Each entry below should be echoed exactly, with pictures omitted.

[Stored entries]
* start *
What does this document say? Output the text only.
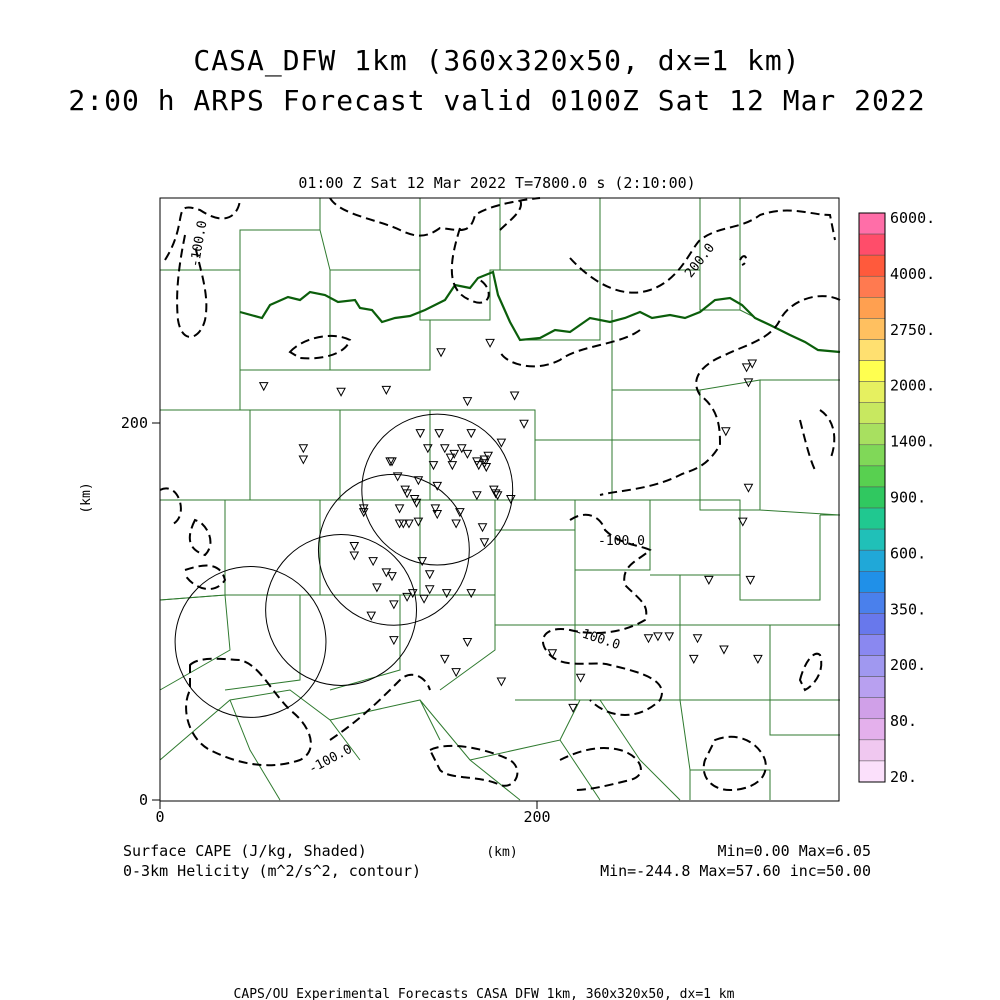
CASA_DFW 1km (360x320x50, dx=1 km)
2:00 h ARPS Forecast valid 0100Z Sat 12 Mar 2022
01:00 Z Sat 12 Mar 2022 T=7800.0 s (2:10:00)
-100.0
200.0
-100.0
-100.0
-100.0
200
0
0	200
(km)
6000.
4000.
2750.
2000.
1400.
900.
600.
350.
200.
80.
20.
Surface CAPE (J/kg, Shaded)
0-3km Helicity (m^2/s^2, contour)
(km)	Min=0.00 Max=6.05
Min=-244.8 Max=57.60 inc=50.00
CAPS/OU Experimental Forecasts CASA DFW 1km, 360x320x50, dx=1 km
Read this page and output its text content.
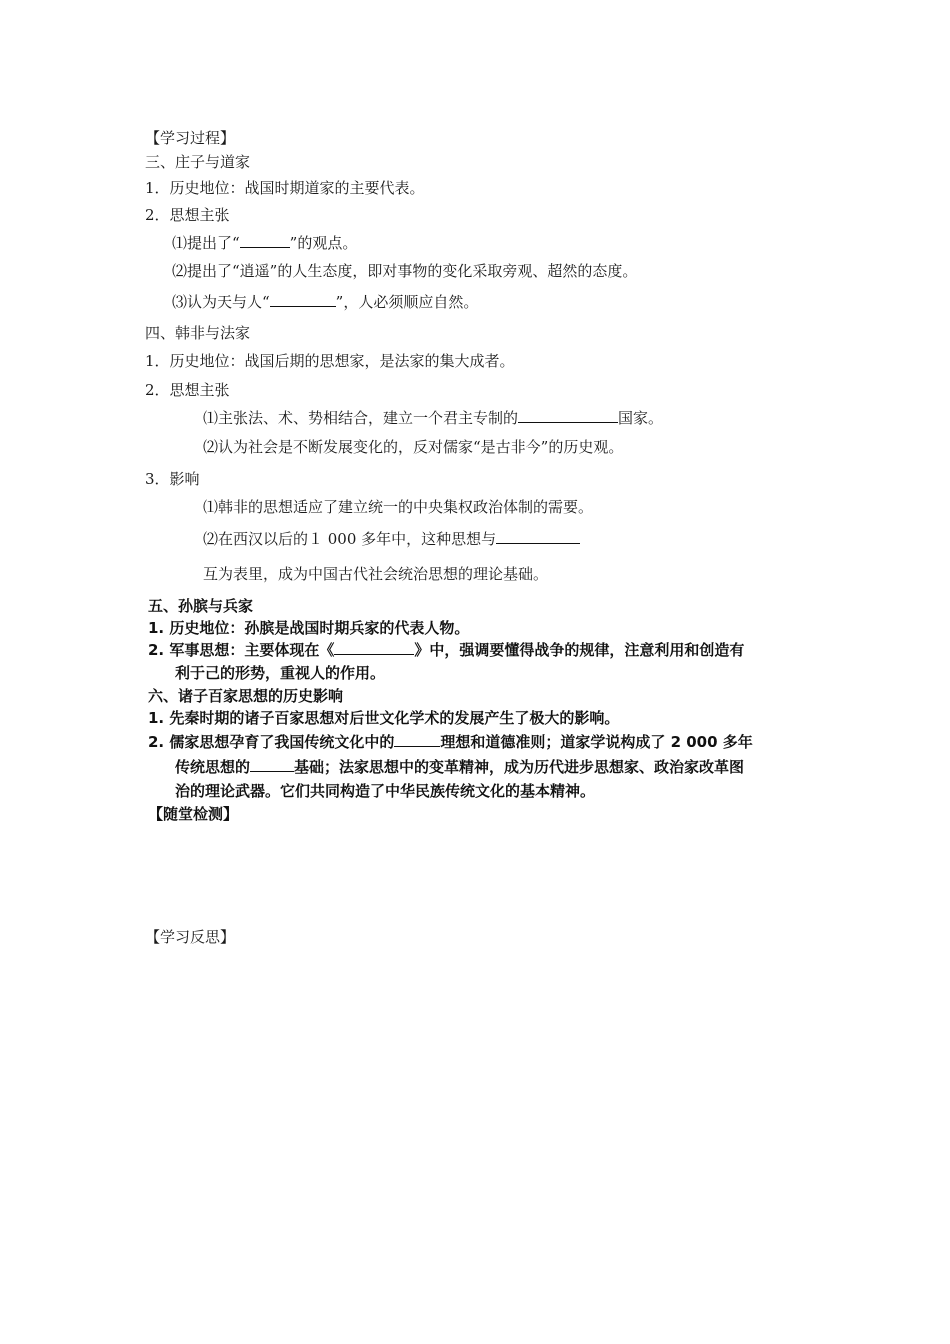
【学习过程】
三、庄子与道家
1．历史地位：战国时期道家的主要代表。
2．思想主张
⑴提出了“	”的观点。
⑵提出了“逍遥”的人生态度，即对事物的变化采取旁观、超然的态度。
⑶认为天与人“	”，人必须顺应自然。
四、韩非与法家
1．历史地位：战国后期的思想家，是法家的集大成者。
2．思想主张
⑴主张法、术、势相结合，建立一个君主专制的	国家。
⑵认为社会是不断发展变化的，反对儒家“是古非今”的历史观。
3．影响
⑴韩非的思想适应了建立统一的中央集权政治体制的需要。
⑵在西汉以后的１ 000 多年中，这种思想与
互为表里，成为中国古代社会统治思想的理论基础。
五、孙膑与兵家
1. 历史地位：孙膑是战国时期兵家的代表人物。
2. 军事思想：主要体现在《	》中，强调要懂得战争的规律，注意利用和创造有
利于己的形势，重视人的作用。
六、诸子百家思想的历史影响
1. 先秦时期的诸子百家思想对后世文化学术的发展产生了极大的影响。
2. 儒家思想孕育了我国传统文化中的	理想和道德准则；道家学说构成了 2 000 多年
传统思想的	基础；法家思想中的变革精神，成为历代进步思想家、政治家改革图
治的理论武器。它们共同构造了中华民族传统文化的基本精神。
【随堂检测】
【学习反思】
* end *
Full response
What does this document say? Output the text only.
CASA_DFW 1km (360x320x50, dx=1 km)
2:00 h ARPS Forecast valid 0100Z Sat 12 Mar 2022
01:00 Z Sat 12 Mar 2022 T=7800.0 s (2:10:00)
-100.0
200.0
-100.0
-100.0
-100.0
200
0
0	200
(km)
6000.
4000.
2750.
2000.
1400.
900.
600.
350.
200.
80.
20.
Surface CAPE (J/kg, Shaded)
0-3km Helicity (m^2/s^2, contour)
(km)	Min=0.00 Max=6.05
Min=-244.8 Max=57.60 inc=50.00
CAPS/OU Experimental Forecasts CASA DFW 1km, 360x320x50, dx=1 km
Read this page and output its text content.
【学习过程】
三、庄子与道家
1．历史地位：战国时期道家的主要代表。
2．思想主张
⑴提出了“	”的观点。
⑵提出了“逍遥”的人生态度，即对事物的变化采取旁观、超然的态度。
⑶认为天与人“	”，人必须顺应自然。
四、韩非与法家
1．历史地位：战国后期的思想家，是法家的集大成者。
2．思想主张
⑴主张法、术、势相结合，建立一个君主专制的	国家。
⑵认为社会是不断发展变化的，反对儒家“是古非今”的历史观。
3．影响
⑴韩非的思想适应了建立统一的中央集权政治体制的需要。
⑵在西汉以后的１ 000 多年中，这种思想与
互为表里，成为中国古代社会统治思想的理论基础。
五、孙膑与兵家
1. 历史地位：孙膑是战国时期兵家的代表人物。
2. 军事思想：主要体现在《	》中，强调要懂得战争的规律，注意利用和创造有
利于己的形势，重视人的作用。
六、诸子百家思想的历史影响
1. 先秦时期的诸子百家思想对后世文化学术的发展产生了极大的影响。
2. 儒家思想孕育了我国传统文化中的	理想和道德准则；道家学说构成了 2 000 多年
传统思想的	基础；法家思想中的变革精神，成为历代进步思想家、政治家改革图
治的理论武器。它们共同构造了中华民族传统文化的基本精神。
【随堂检测】
【学习反思】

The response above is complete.